Omit the images. Copy each entry word for word.

====== Supplied data

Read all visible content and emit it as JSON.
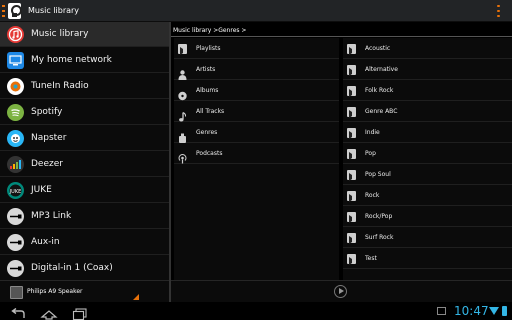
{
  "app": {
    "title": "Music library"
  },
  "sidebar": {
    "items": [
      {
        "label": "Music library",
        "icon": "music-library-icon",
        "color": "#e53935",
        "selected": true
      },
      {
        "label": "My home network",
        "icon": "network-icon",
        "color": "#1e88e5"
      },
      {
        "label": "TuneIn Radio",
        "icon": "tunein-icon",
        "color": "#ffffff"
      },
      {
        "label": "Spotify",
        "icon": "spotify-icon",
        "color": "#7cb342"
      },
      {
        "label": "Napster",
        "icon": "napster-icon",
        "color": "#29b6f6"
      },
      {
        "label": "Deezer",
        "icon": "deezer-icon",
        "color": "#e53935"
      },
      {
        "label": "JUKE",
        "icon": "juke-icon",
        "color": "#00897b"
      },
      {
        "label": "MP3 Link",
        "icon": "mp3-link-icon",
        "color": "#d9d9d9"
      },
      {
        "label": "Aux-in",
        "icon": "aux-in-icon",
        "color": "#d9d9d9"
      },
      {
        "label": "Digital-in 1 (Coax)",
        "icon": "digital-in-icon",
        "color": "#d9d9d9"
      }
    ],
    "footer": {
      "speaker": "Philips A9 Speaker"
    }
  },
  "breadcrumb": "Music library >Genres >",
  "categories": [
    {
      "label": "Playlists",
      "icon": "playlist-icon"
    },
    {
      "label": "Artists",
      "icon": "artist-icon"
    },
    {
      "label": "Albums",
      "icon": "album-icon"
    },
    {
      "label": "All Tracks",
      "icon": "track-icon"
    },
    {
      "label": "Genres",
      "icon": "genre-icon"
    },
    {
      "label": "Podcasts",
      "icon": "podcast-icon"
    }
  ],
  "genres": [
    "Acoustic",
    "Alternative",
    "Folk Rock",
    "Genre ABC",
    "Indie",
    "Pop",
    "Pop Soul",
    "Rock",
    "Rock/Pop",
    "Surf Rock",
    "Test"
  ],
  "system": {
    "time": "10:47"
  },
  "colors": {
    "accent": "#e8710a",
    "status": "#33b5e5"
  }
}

============

== Exercise output ==
Read all visible content and emit it as JSON.
{
  "app": {
    "title": "Music library"
  },
  "sidebar": {
    "items": [
      {
        "label": "Music library",
        "icon": "music-library-icon",
        "color": "#e53935",
        "selected": true
      },
      {
        "label": "My home network",
        "icon": "network-icon",
        "color": "#1e88e5"
      },
      {
        "label": "TuneIn Radio",
        "icon": "tunein-icon",
        "color": "#ffffff"
      },
      {
        "label": "Spotify",
        "icon": "spotify-icon",
        "color": "#7cb342"
      },
      {
        "label": "Napster",
        "icon": "napster-icon",
        "color": "#29b6f6"
      },
      {
        "label": "Deezer",
        "icon": "deezer-icon",
        "color": "#e53935"
      },
      {
        "label": "JUKE",
        "icon": "juke-icon",
        "color": "#00897b"
      },
      {
        "label": "MP3 Link",
        "icon": "mp3-link-icon",
        "color": "#d9d9d9"
      },
      {
        "label": "Aux-in",
        "icon": "aux-in-icon",
        "color": "#d9d9d9"
      },
      {
        "label": "Digital-in 1 (Coax)",
        "icon": "digital-in-icon",
        "color": "#d9d9d9"
      }
    ],
    "footer": {
      "speaker": "Philips A9 Speaker"
    }
  },
  "breadcrumb": "Music library >Genres >",
  "categories": [
    {
      "label": "Playlists",
      "icon": "playlist-icon"
    },
    {
      "label": "Artists",
      "icon": "artist-icon"
    },
    {
      "label": "Albums",
      "icon": "album-icon"
    },
    {
      "label": "All Tracks",
      "icon": "track-icon"
    },
    {
      "label": "Genres",
      "icon": "genre-icon"
    },
    {
      "label": "Podcasts",
      "icon": "podcast-icon"
    }
  ],
  "genres": [
    "Acoustic",
    "Alternative",
    "Folk Rock",
    "Genre ABC",
    "Indie",
    "Pop",
    "Pop Soul",
    "Rock",
    "Rock/Pop",
    "Surf Rock",
    "Test"
  ],
  "system": {
    "time": "10:47"
  },
  "colors": {
    "accent": "#e8710a",
    "status": "#33b5e5"
  }
}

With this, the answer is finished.